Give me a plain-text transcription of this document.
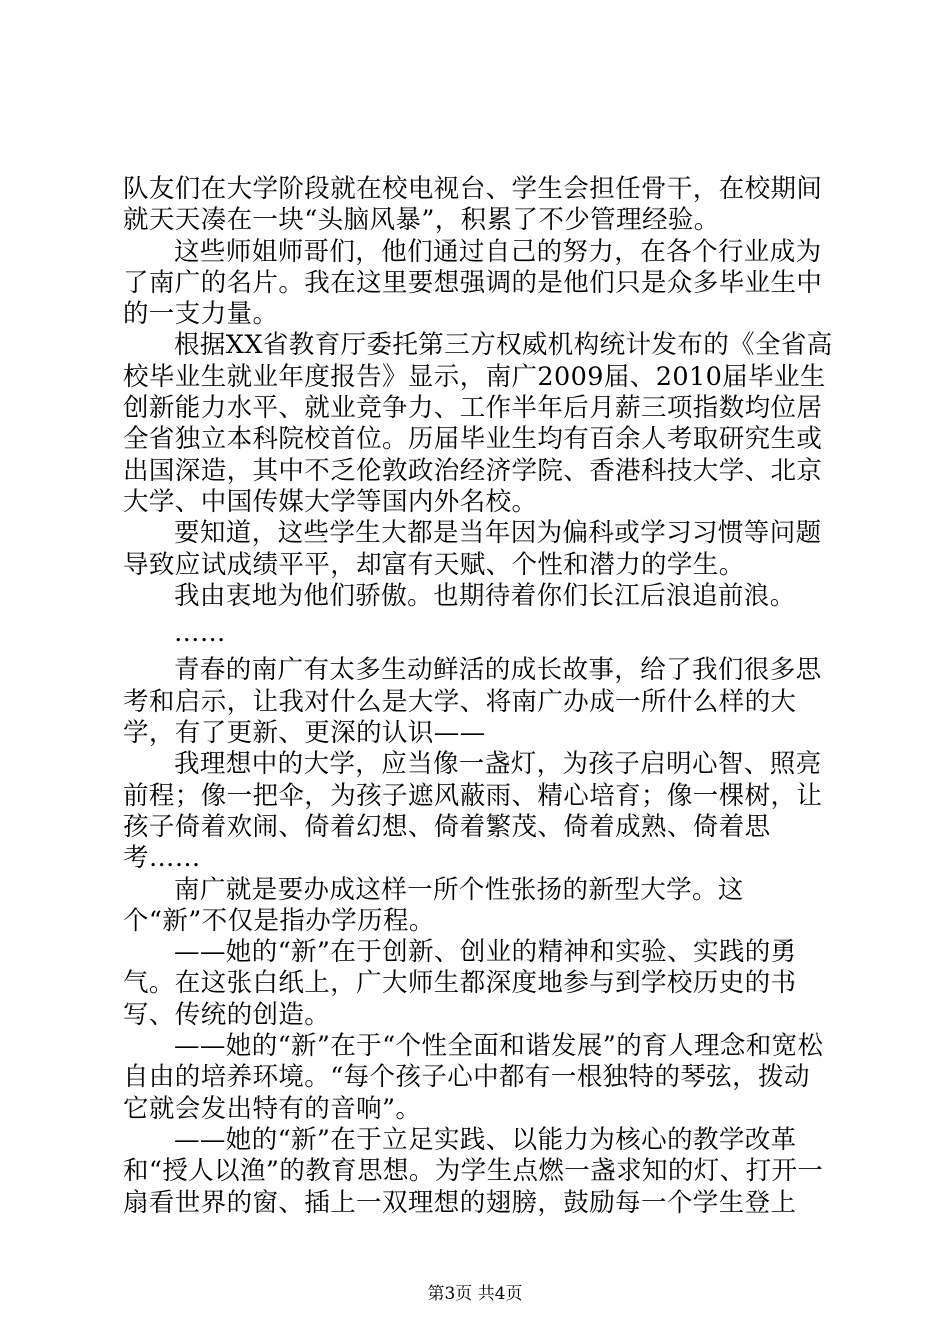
队友们在大学阶段就在校电视台、学生会担任骨干，在校期间就天天凑在一块“头脑风暴”，积累了不少管理经验。

这些师姐师哥们，他们通过自己的努力，在各个行业成为了南广的名片。我在这里要想强调的是他们只是众多毕业生中的一支力量。

根据XX省教育厅委托第三方权威机构统计发布的《全省高校毕业生就业年度报告》显示，南广2009届、2010届毕业生创新能力水平、就业竞争力、工作半年后月薪三项指数均位居全省独立本科院校首位。历届毕业生均有百余人考取研究生或出国深造，其中不乏伦敦政治经济学院、香港科技大学、北京大学、中国传媒大学等国内外名校。

要知道，这些学生大都是当年因为偏科或学习习惯等问题导致应试成绩平平，却富有天赋、个性和潜力的学生。

我由衷地为他们骄傲。也期待着你们长江后浪追前浪。

……

青春的南广有太多生动鲜活的成长故事，给了我们很多思考和启示，让我对什么是大学、将南广办成一所什么样的大学，有了更新、更深的认识——

我理想中的大学，应当像一盏灯，为孩子启明心智、照亮前程；像一把伞，为孩子遮风蔽雨、精心培育；像一棵树，让孩子倚着欢闹、倚着幻想、倚着繁茂、倚着成熟、倚着思考……

南广就是要办成这样一所个性张扬的新型大学。这个“新”不仅是指办学历程。

——她的“新”在于创新、创业的精神和实验、实践的勇气。在这张白纸上，广大师生都深度地参与到学校历史的书写、传统的创造。

——她的“新”在于“个性全面和谐发展”的育人理念和宽松自由的培养环境。“每个孩子心中都有一根独特的琴弦，拨动它就会发出特有的音响”。

——她的“新”在于立足实践、以能力为核心的教学改革和“授人以渔”的教育思想。为学生点燃一盏求知的灯、打开一扇看世界的窗、插上一双理想的翅膀，鼓励每一个学生登上

第3页 共4页
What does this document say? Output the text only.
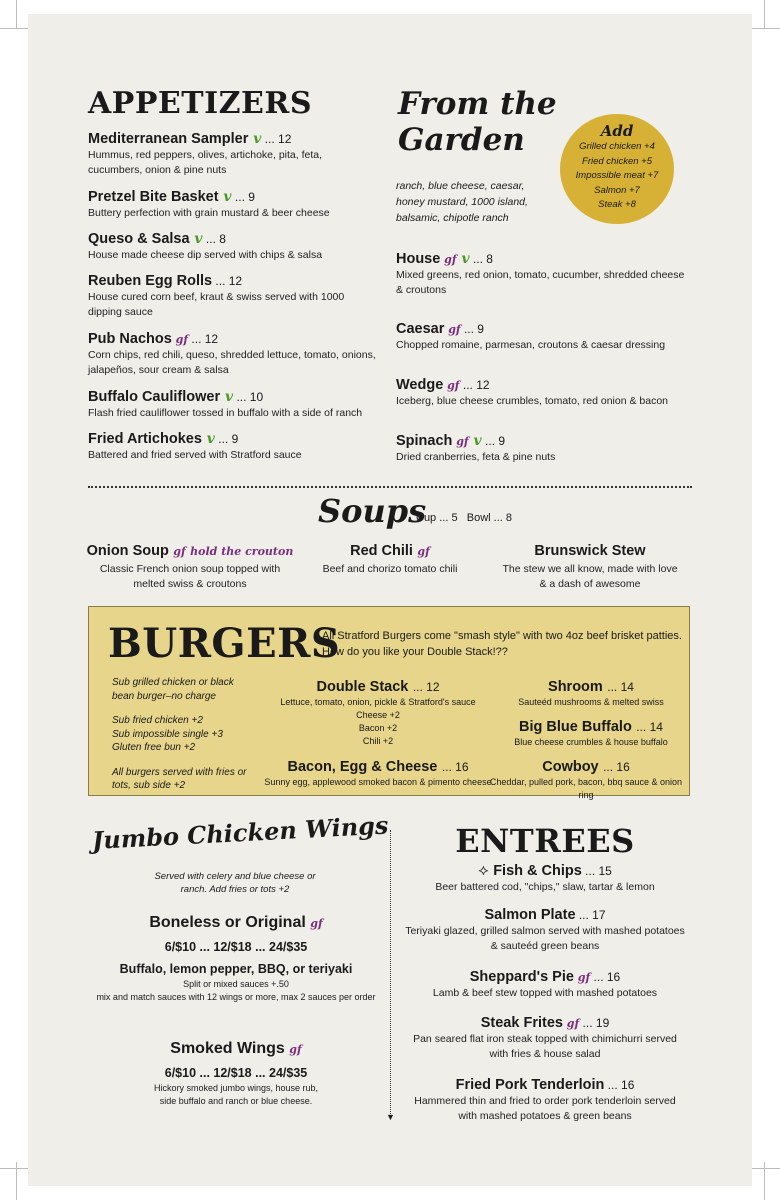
APPETIZERS
Mediterranean Sampler v ... 12
Hummus, red peppers, olives, artichoke, pita, feta, cucumbers, onion & pine nuts
Pretzel Bite Basket v ... 9
Buttery perfection with grain mustard & beer cheese
Queso & Salsa v ... 8
House made cheese dip served with chips & salsa
Reuben Egg Rolls ... 12
House cured corn beef, kraut & swiss served with 1000 dipping sauce
Pub Nachos gf ... 12
Corn chips, red chili, queso, shredded lettuce, tomato, onions, jalapeños, sour cream & salsa
Buffalo Cauliflower v ... 10
Flash fried cauliflower tossed in buffalo with a side of ranch
Fried Artichokes v ... 9
Battered and fried served with Stratford sauce
From the
Garden
ranch, blue cheese, caesar, honey mustard, 1000 island, balsamic, chipotle ranch
Add
Grilled chicken +4
Fried chicken +5
Impossible meat +7
Salmon +7
Steak +8
House gf v ... 8
Mixed greens, red onion, tomato, cucumber, shredded cheese & croutons
Caesar gf ... 9
Chopped romaine, parmesan, croutons & caesar dressing
Wedge gf ... 12
Iceberg, blue cheese crumbles, tomato, red onion & bacon
Spinach gf v ... 9
Dried cranberries, feta & pine nuts
Soups
Cup ... 5   Bowl ... 8
Onion Soup gf hold the crouton
Classic French onion soup topped with melted swiss & croutons
Red Chili gf
Beef and chorizo tomato chili
Brunswick Stew
The stew we all know, made with love & a dash of awesome
BURGERS
All Stratford Burgers come "smash style" with two 4oz beef brisket patties. How do you like your Double Stack!??
Sub grilled chicken or black bean burger–no charge
Sub fried chicken +2
Sub impossible single +3
Gluten free bun +2
All burgers served with fries or tots, sub side +2
Double Stack ... 12
Lettuce, tomato, onion, pickle & Stratford's sauce
Cheese +2
Bacon +2
Chili +2
Shroom ... 14
Sauteéd mushrooms & melted swiss
Big Blue Buffalo ... 14
Blue cheese crumbles & house buffalo
Bacon, Egg & Cheese ... 16
Sunny egg, applewood smoked bacon & pimento cheese
Cowboy ... 16
Cheddar, pulled pork, bacon, bbq sauce & onion ring
Jumbo Chicken Wings
Served with celery and blue cheese or ranch. Add fries or tots +2
Boneless or Original gf
6/$10 ... 12/$18 ... 24/$35
Buffalo, lemon pepper, BBQ, or teriyaki
Split or mixed sauces +.50
mix and match sauces with 12 wings or more, max 2 sauces per order
Smoked Wings gf
6/$10 ... 12/$18 ... 24/$35
Hickory smoked jumbo wings, house rub, side buffalo and ranch or blue cheese.
▼
ENTREES
⟡ Fish & Chips ... 15
Beer battered cod, "chips," slaw, tartar & lemon
Salmon Plate ... 17
Teriyaki glazed, grilled salmon served with mashed potatoes & sauteéd green beans
Sheppard's Pie gf ... 16
Lamb & beef stew topped with mashed potatoes
Steak Frites gf ... 19
Pan seared flat iron steak topped with chimichurri served with fries & house salad
Fried Pork Tenderloin ... 16
Hammered thin and fried to order pork tenderloin served with mashed potatoes & green beans
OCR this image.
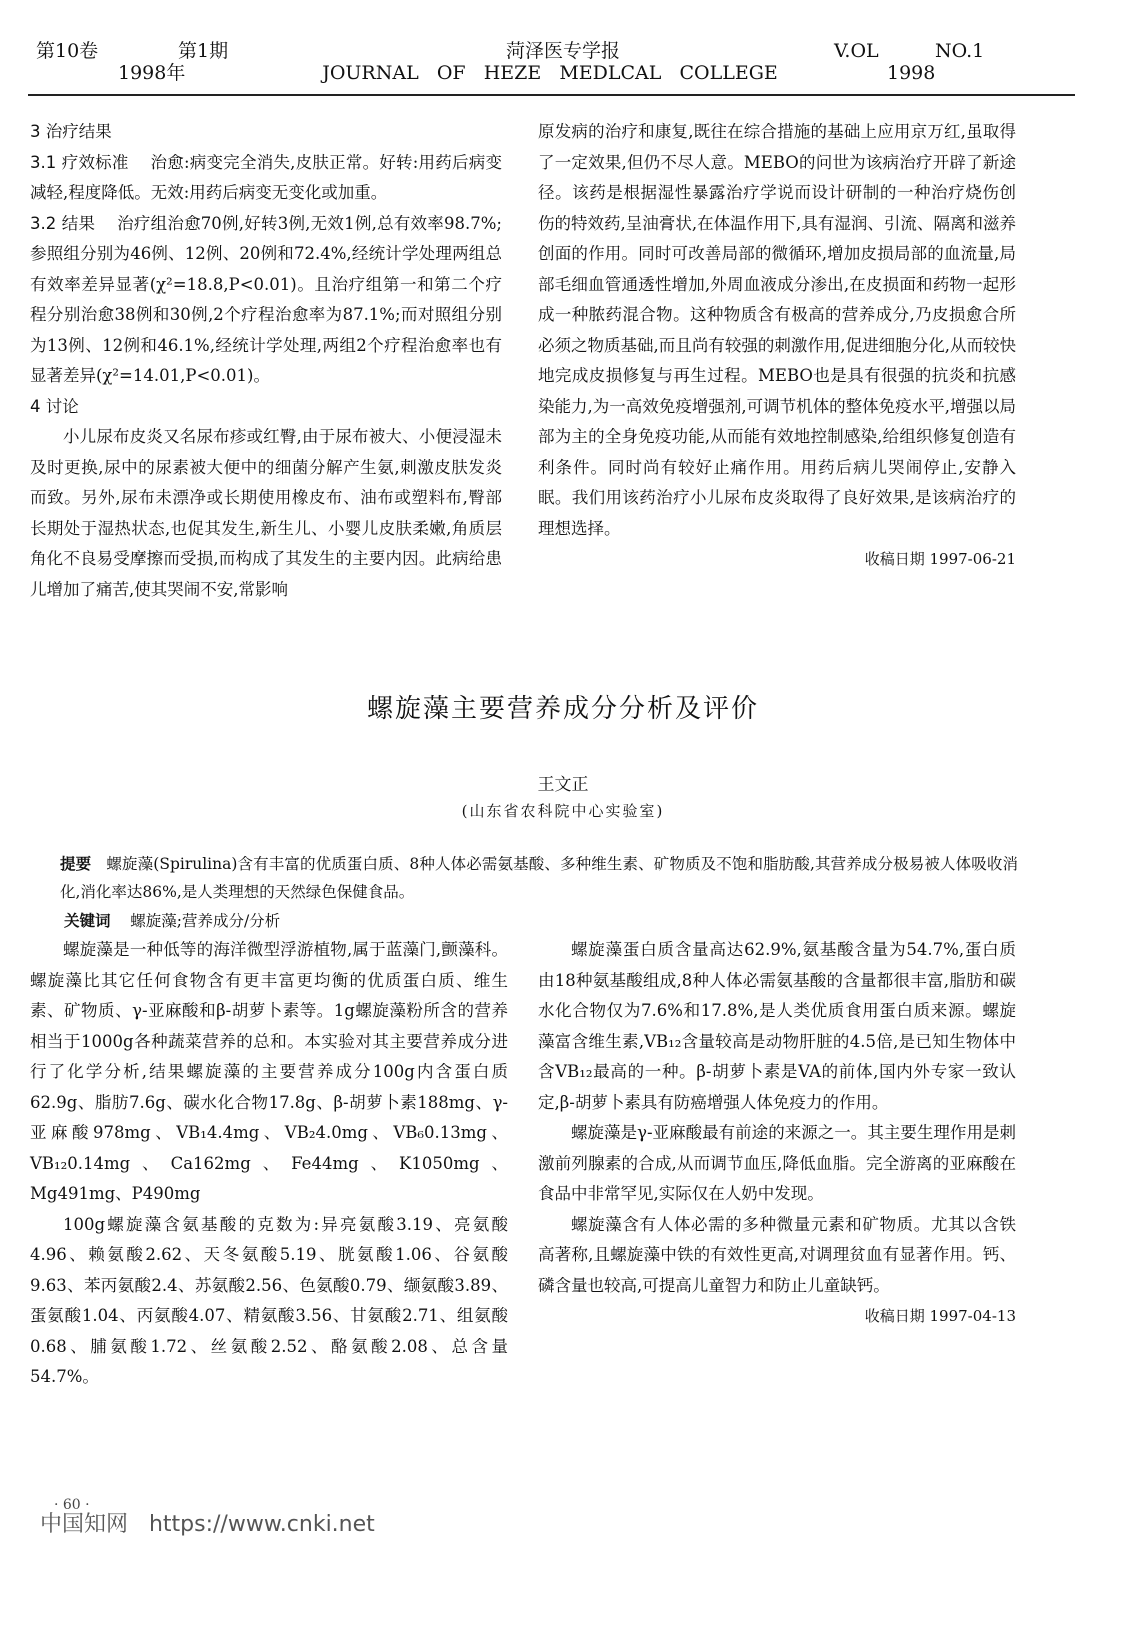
第10卷	第1期
1998年
菏泽医专学报
JOURNAL   OF   HEZE   MEDLCAL   COLLEGE
V.OL	NO.1
1998

3 治疗结果

3.1 疗效标准 治愈:病变完全消失,皮肤正常。好转:用药后病变减轻,程度降低。无效:用药后病变无变化或加重。

3.2 结果 治疗组治愈70例,好转3例,无效1例,总有效率98.7%;参照组分别为46例、12例、20例和72.4%,经统计学处理两组总有效率差异显著(χ²=18.8,P<0.01)。且治疗组第一和第二个疗程分别治愈38例和30例,2个疗程治愈率为87.1%;而对照组分别为13例、12例和46.1%,经统计学处理,两组2个疗程治愈率也有显著差异(χ²=14.01,P<0.01)。

4 讨论

小儿尿布皮炎又名尿布疹或红臀,由于尿布被大、小便浸湿未及时更换,尿中的尿素被大便中的细菌分解产生氨,刺激皮肤发炎而致。另外,尿布未漂净或长期使用橡皮布、油布或塑料布,臀部长期处于湿热状态,也促其发生,新生儿、小婴儿皮肤柔嫩,角质层角化不良易受摩擦而受损,而构成了其发生的主要内因。此病给患儿增加了痛苦,使其哭闹不安,常影响

原发病的治疗和康复,既往在综合措施的基础上应用京万红,虽取得了一定效果,但仍不尽人意。MEBO的问世为该病治疗开辟了新途径。该药是根据湿性暴露治疗学说而设计研制的一种治疗烧伤创伤的特效药,呈油膏状,在体温作用下,具有湿润、引流、隔离和滋养创面的作用。同时可改善局部的微循环,增加皮损局部的血流量,局部毛细血管通透性增加,外周血液成分渗出,在皮损面和药物一起形成一种脓药混合物。这种物质含有极高的营养成分,乃皮损愈合所必须之物质基础,而且尚有较强的刺激作用,促进细胞分化,从而较快地完成皮损修复与再生过程。MEBO也是具有很强的抗炎和抗感染能力,为一高效免疫增强剂,可调节机体的整体免疫水平,增强以局部为主的全身免疫功能,从而能有效地控制感染,给组织修复创造有利条件。同时尚有较好止痛作用。用药后病儿哭闹停止,安静入眠。我们用该药治疗小儿尿布皮炎取得了良好效果,是该病治疗的理想选择。

收稿日期 1997-06-21

螺旋藻主要营养成分分析及评价
王文正
(山东省农科院中心实验室)
提要 螺旋藻(Spirulina)含有丰富的优质蛋白质、8种人体必需氨基酸、多种维生素、矿物质及不饱和脂肪酸,其营养成分极易被人体吸收消化,消化率达86%,是人类理想的天然绿色保健食品。
关键词 螺旋藻;营养成分/分析

螺旋藻是一种低等的海洋微型浮游植物,属于蓝藻门,颤藻科。螺旋藻比其它任何食物含有更丰富更均衡的优质蛋白质、维生素、矿物质、γ-亚麻酸和β-胡萝卜素等。1g螺旋藻粉所含的营养相当于1000g各种蔬菜营养的总和。本实验对其主要营养成分进行了化学分析,结果螺旋藻的主要营养成分100g内含蛋白质62.9g、脂肪7.6g、碳水化合物17.8g、β-胡萝卜素188mg、γ-亚麻酸978mg、VB₁4.4mg、VB₂4.0mg、VB₆0.13mg、VB₁₂0.14mg、Ca162mg、Fe44mg、K1050mg、Mg491mg、P490mg

100g螺旋藻含氨基酸的克数为:异亮氨酸3.19、亮氨酸4.96、赖氨酸2.62、天冬氨酸5.19、胱氨酸1.06、谷氨酸9.63、苯丙氨酸2.4、苏氨酸2.56、色氨酸0.79、缬氨酸3.89、蛋氨酸1.04、丙氨酸4.07、精氨酸3.56、甘氨酸2.71、组氨酸0.68、脯氨酸1.72、丝氨酸2.52、酪氨酸2.08、总含量54.7%。

螺旋藻蛋白质含量高达62.9%,氨基酸含量为54.7%,蛋白质由18种氨基酸组成,8种人体必需氨基酸的含量都很丰富,脂肪和碳水化合物仅为7.6%和17.8%,是人类优质食用蛋白质来源。螺旋藻富含维生素,VB₁₂含量较高是动物肝脏的4.5倍,是已知生物体中含VB₁₂最高的一种。β-胡萝卜素是VA的前体,国内外专家一致认定,β-胡萝卜素具有防癌增强人体免疫力的作用。

螺旋藻是γ-亚麻酸最有前途的来源之一。其主要生理作用是刺激前列腺素的合成,从而调节血压,降低血脂。完全游离的亚麻酸在食品中非常罕见,实际仅在人奶中发现。

螺旋藻含有人体必需的多种微量元素和矿物质。尤其以含铁高著称,且螺旋藻中铁的有效性更高,对调理贫血有显著作用。钙、磷含量也较高,可提高儿童智力和防止儿童缺钙。

收稿日期 1997-04-13

· 60 ·
中国知网   https://www.cnki.net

..............................

Where a line holds the string "side", copy that line.

TASK SOLUTION:
Flash fried cauliflower tossed in buffalo with a side of ranch
All burgers served with fries or tots, sub side +2
Hickory smoked jumbo wings, house rub, side buffalo and ranch or blue cheese.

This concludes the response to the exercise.